-- Begin --

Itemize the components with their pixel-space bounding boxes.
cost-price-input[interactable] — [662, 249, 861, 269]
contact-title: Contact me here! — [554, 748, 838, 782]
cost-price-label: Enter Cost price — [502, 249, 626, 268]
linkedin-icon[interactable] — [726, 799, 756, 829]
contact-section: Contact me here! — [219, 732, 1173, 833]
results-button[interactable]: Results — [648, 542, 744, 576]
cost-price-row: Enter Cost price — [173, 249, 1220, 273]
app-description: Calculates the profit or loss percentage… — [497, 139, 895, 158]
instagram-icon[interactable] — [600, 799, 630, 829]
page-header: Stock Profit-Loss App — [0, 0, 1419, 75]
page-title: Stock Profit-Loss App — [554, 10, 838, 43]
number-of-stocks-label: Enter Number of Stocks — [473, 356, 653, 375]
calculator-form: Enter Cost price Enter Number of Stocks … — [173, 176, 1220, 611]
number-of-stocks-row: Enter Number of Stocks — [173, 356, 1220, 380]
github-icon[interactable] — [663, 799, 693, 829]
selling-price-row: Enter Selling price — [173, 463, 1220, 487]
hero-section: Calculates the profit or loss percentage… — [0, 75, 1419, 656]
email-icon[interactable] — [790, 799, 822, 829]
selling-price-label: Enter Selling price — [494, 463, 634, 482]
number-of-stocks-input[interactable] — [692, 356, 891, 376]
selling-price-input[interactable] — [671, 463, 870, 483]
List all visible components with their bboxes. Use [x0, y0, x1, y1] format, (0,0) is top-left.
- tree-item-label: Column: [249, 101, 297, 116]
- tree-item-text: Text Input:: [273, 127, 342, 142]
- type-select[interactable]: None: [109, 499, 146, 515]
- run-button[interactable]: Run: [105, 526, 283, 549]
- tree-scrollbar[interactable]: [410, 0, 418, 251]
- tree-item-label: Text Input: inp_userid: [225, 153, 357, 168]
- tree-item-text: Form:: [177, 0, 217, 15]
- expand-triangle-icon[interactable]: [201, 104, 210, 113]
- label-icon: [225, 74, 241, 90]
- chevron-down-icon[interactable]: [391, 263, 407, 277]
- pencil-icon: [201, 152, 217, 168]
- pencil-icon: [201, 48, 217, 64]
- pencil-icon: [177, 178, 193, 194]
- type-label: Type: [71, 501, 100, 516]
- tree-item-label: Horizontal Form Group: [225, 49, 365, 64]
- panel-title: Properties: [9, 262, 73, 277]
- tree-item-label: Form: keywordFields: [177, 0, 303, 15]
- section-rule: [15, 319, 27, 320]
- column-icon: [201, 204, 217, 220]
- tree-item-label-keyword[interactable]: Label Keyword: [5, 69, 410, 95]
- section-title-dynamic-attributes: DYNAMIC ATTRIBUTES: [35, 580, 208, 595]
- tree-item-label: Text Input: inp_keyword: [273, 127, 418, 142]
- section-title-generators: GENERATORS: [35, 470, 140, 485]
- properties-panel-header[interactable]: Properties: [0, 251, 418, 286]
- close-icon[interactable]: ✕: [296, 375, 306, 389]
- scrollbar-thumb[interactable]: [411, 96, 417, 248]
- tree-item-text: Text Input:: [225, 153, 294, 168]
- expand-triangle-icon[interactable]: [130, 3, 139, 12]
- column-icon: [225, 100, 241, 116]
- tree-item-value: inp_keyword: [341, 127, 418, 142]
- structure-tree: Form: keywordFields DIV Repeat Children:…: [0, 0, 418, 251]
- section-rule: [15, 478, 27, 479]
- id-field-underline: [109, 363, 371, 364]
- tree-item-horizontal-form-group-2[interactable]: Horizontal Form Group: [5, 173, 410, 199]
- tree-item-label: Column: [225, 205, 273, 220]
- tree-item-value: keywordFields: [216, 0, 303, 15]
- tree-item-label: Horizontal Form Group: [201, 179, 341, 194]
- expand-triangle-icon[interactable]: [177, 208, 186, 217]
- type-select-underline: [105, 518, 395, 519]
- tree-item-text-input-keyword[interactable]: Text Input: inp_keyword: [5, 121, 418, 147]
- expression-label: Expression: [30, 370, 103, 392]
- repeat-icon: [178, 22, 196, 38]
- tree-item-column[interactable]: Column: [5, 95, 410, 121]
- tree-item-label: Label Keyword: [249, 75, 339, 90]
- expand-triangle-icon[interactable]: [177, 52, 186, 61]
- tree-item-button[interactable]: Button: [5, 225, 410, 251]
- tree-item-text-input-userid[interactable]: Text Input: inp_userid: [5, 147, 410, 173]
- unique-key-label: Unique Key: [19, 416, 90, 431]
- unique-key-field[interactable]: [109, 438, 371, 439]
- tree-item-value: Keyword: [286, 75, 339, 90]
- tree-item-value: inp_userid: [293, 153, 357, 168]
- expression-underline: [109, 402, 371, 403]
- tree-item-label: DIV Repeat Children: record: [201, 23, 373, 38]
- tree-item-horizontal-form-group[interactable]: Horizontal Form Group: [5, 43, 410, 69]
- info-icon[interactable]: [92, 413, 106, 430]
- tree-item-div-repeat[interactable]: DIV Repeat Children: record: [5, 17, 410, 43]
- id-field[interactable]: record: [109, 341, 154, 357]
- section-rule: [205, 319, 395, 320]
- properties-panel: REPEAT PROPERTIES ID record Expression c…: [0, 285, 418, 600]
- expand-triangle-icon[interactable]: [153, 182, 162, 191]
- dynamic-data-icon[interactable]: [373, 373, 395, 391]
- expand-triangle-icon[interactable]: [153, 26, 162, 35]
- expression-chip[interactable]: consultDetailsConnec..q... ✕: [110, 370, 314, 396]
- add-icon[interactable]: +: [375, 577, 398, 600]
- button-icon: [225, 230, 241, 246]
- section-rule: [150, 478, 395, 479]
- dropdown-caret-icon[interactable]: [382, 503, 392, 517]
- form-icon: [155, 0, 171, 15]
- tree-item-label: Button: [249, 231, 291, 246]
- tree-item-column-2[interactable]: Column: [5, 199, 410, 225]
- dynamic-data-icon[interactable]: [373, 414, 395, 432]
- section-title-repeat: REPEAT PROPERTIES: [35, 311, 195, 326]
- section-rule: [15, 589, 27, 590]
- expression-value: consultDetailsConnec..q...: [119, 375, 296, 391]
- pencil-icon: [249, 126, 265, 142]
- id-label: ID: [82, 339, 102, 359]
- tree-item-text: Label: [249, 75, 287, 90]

-- End --

▶ _Your goal_:
Change every "pencil-icon" in the listing above to "edit-icon" and reproduce all its lines, leaving everything else unaltered.

▶ _Output of the task_:
Itemize the components with their pixel-space bounding boxes.
cost-price-input[interactable] — [662, 249, 861, 269]
contact-title: Contact me here! — [554, 748, 838, 782]
cost-price-label: Enter Cost price — [502, 249, 626, 268]
linkedin-icon[interactable] — [726, 799, 756, 829]
contact-section: Contact me here! — [219, 732, 1173, 833]
results-button[interactable]: Results — [648, 542, 744, 576]
cost-price-row: Enter Cost price — [173, 249, 1220, 273]
app-description: Calculates the profit or loss percentage… — [497, 139, 895, 158]
instagram-icon[interactable] — [600, 799, 630, 829]
page-header: Stock Profit-Loss App — [0, 0, 1419, 75]
page-title: Stock Profit-Loss App — [554, 10, 838, 43]
number-of-stocks-label: Enter Number of Stocks — [473, 356, 653, 375]
calculator-form: Enter Cost price Enter Number of Stocks … — [173, 176, 1220, 611]
number-of-stocks-row: Enter Number of Stocks — [173, 356, 1220, 380]
github-icon[interactable] — [663, 799, 693, 829]
selling-price-row: Enter Selling price — [173, 463, 1220, 487]
hero-section: Calculates the profit or loss percentage… — [0, 75, 1419, 656]
email-icon[interactable] — [790, 799, 822, 829]
selling-price-label: Enter Selling price — [494, 463, 634, 482]
number-of-stocks-input[interactable] — [692, 356, 891, 376]
selling-price-input[interactable] — [671, 463, 870, 483]
List all visible components with their bboxes. Use [x0, y0, x1, y1] format, (0,0) is top-left.
- tree-item-label: Column: [249, 101, 297, 116]
- tree-item-text: Text Input:: [273, 127, 342, 142]
- type-select[interactable]: None: [109, 499, 146, 515]
- run-button[interactable]: Run: [105, 526, 283, 549]
- tree-scrollbar[interactable]: [410, 0, 418, 251]
- tree-item-label: Text Input: inp_userid: [225, 153, 357, 168]
- tree-item-text: Form:: [177, 0, 217, 15]
- expand-triangle-icon[interactable]: [201, 104, 210, 113]
- label-icon: [225, 74, 241, 90]
- chevron-down-icon[interactable]: [391, 263, 407, 277]
- edit-icon: [201, 152, 217, 168]
- edit-icon: [201, 48, 217, 64]
- edit-icon: [177, 178, 193, 194]
- type-label: Type: [71, 501, 100, 516]
- tree-item-label: Horizontal Form Group: [225, 49, 365, 64]
- panel-title: Properties: [9, 262, 73, 277]
- tree-item-label: Form: keywordFields: [177, 0, 303, 15]
- section-rule: [15, 319, 27, 320]
- column-icon: [201, 204, 217, 220]
- tree-item-label-keyword[interactable]: Label Keyword: [5, 69, 410, 95]
- section-title-dynamic-attributes: DYNAMIC ATTRIBUTES: [35, 580, 208, 595]
- tree-item-label: Text Input: inp_keyword: [273, 127, 418, 142]
- section-title-generators: GENERATORS: [35, 470, 140, 485]
- properties-panel-header[interactable]: Properties: [0, 251, 418, 286]
- close-icon[interactable]: ✕: [296, 375, 306, 389]
- scrollbar-thumb[interactable]: [411, 96, 417, 248]
- tree-item-text: Text Input:: [225, 153, 294, 168]
- expand-triangle-icon[interactable]: [130, 3, 139, 12]
- column-icon: [225, 100, 241, 116]
- tree-item-value: inp_keyword: [341, 127, 418, 142]
- structure-tree: Form: keywordFields DIV Repeat Children:…: [0, 0, 418, 251]
- section-rule: [15, 478, 27, 479]
- id-field-underline: [109, 363, 371, 364]
- tree-item-horizontal-form-group-2[interactable]: Horizontal Form Group: [5, 173, 410, 199]
- tree-item-label: Column: [225, 205, 273, 220]
- tree-item-value: keywordFields: [216, 0, 303, 15]
- tree-item-label: Horizontal Form Group: [201, 179, 341, 194]
- expand-triangle-icon[interactable]: [177, 208, 186, 217]
- type-select-underline: [105, 518, 395, 519]
- tree-item-text-input-keyword[interactable]: Text Input: inp_keyword: [5, 121, 418, 147]
- expression-label: Expression: [30, 370, 103, 392]
- repeat-icon: [178, 22, 196, 38]
- tree-item-column[interactable]: Column: [5, 95, 410, 121]
- tree-item-label: Label Keyword: [249, 75, 339, 90]
- expand-triangle-icon[interactable]: [177, 52, 186, 61]
- tree-item-button[interactable]: Button: [5, 225, 410, 251]
- tree-item-text-input-userid[interactable]: Text Input: inp_userid: [5, 147, 410, 173]
- unique-key-label: Unique Key: [19, 416, 90, 431]
- unique-key-field[interactable]: [109, 438, 371, 439]
- tree-item-value: Keyword: [286, 75, 339, 90]
- tree-item-value: inp_userid: [293, 153, 357, 168]
- expression-underline: [109, 402, 371, 403]
- tree-item-label: DIV Repeat Children: record: [201, 23, 373, 38]
- tree-item-horizontal-form-group[interactable]: Horizontal Form Group: [5, 43, 410, 69]
- info-icon[interactable]: [92, 413, 106, 430]
- tree-item-div-repeat[interactable]: DIV Repeat Children: record: [5, 17, 410, 43]
- id-field[interactable]: record: [109, 341, 154, 357]
- section-rule: [205, 319, 395, 320]
- properties-panel: REPEAT PROPERTIES ID record Expression c…: [0, 285, 418, 600]
- expand-triangle-icon[interactable]: [153, 182, 162, 191]
- dynamic-data-icon[interactable]: [373, 373, 395, 391]
- expand-triangle-icon[interactable]: [153, 26, 162, 35]
- expression-chip[interactable]: consultDetailsConnec..q... ✕: [110, 370, 314, 396]
- add-icon[interactable]: +: [375, 577, 398, 600]
- button-icon: [225, 230, 241, 246]
- section-rule: [150, 478, 395, 479]
- dropdown-caret-icon[interactable]: [382, 503, 392, 517]
- form-icon: [155, 0, 171, 15]
- tree-item-label: Button: [249, 231, 291, 246]
- tree-item-column-2[interactable]: Column: [5, 199, 410, 225]
- dynamic-data-icon[interactable]: [373, 414, 395, 432]
- section-title-repeat: REPEAT PROPERTIES: [35, 311, 195, 326]
- section-rule: [15, 589, 27, 590]
- expression-value: consultDetailsConnec..q...: [119, 375, 296, 391]
- edit-icon: [249, 126, 265, 142]
- id-label: ID: [82, 339, 102, 359]
- tree-item-text: Label: [249, 75, 287, 90]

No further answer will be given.